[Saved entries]
------------
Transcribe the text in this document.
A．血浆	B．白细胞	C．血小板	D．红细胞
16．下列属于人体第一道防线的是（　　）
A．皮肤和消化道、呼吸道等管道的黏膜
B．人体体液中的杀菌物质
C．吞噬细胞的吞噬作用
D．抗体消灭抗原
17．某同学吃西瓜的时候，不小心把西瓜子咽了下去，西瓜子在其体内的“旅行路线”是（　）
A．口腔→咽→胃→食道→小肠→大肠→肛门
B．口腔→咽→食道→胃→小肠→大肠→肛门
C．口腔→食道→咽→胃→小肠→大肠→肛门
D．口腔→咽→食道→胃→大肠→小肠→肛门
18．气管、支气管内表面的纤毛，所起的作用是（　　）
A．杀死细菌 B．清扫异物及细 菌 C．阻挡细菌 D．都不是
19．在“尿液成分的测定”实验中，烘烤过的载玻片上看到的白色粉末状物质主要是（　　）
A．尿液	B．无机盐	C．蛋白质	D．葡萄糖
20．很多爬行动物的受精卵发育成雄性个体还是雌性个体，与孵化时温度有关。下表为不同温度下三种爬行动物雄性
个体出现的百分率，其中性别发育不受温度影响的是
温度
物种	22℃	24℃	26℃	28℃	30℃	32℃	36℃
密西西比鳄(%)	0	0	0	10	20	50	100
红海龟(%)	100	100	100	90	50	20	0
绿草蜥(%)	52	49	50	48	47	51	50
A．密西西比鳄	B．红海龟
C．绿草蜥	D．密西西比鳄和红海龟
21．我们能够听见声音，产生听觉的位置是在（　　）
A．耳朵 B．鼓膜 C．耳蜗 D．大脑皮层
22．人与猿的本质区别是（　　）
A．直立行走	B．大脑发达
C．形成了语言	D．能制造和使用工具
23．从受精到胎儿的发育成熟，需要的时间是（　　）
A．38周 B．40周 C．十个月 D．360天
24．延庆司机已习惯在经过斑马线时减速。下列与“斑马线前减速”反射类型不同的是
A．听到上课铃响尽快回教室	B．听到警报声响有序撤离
------------
== WHAT TO PRODUCE ==
Repeat the data in its entirety, character for character.

== EXERCISE RESULT ==
Transcribe the text in this document.
A．血浆	B．白细胞	C．血小板	D．红细胞
16．下列属于人体第一道防线的是（　　）
A．皮肤和消化道、呼吸道等管道的黏膜
B．人体体液中的杀菌物质
C．吞噬细胞的吞噬作用
D．抗体消灭抗原
17．某同学吃西瓜的时候，不小心把西瓜子咽了下去，西瓜子在其体内的“旅行路线”是（　）
A．口腔→咽→胃→食道→小肠→大肠→肛门
B．口腔→咽→食道→胃→小肠→大肠→肛门
C．口腔→食道→咽→胃→小肠→大肠→肛门
D．口腔→咽→食道→胃→大肠→小肠→肛门
18．气管、支气管内表面的纤毛，所起的作用是（　　）
A．杀死细菌 B．清扫异物及细 菌 C．阻挡细菌 D．都不是
19．在“尿液成分的测定”实验中，烘烤过的载玻片上看到的白色粉末状物质主要是（　　）
A．尿液	B．无机盐	C．蛋白质	D．葡萄糖
20．很多爬行动物的受精卵发育成雄性个体还是雌性个体，与孵化时温度有关。下表为不同温度下三种爬行动物雄性
个体出现的百分率，其中性别发育不受温度影响的是
温度
物种	22℃	24℃	26℃	28℃	30℃	32℃	36℃
密西西比鳄(%)	0	0	0	10	20	50	100
红海龟(%)	100	100	100	90	50	20	0
绿草蜥(%)	52	49	50	48	47	51	50
A．密西西比鳄	B．红海龟
C．绿草蜥	D．密西西比鳄和红海龟
21．我们能够听见声音，产生听觉的位置是在（　　）
A．耳朵 B．鼓膜 C．耳蜗 D．大脑皮层
22．人与猿的本质区别是（　　）
A．直立行走	B．大脑发达
C．形成了语言	D．能制造和使用工具
23．从受精到胎儿的发育成熟，需要的时间是（　　）
A．38周 B．40周 C．十个月 D．360天
24．延庆司机已习惯在经过斑马线时减速。下列与“斑马线前减速”反射类型不同的是
A．听到上课铃响尽快回教室	B．听到警报声响有序撤离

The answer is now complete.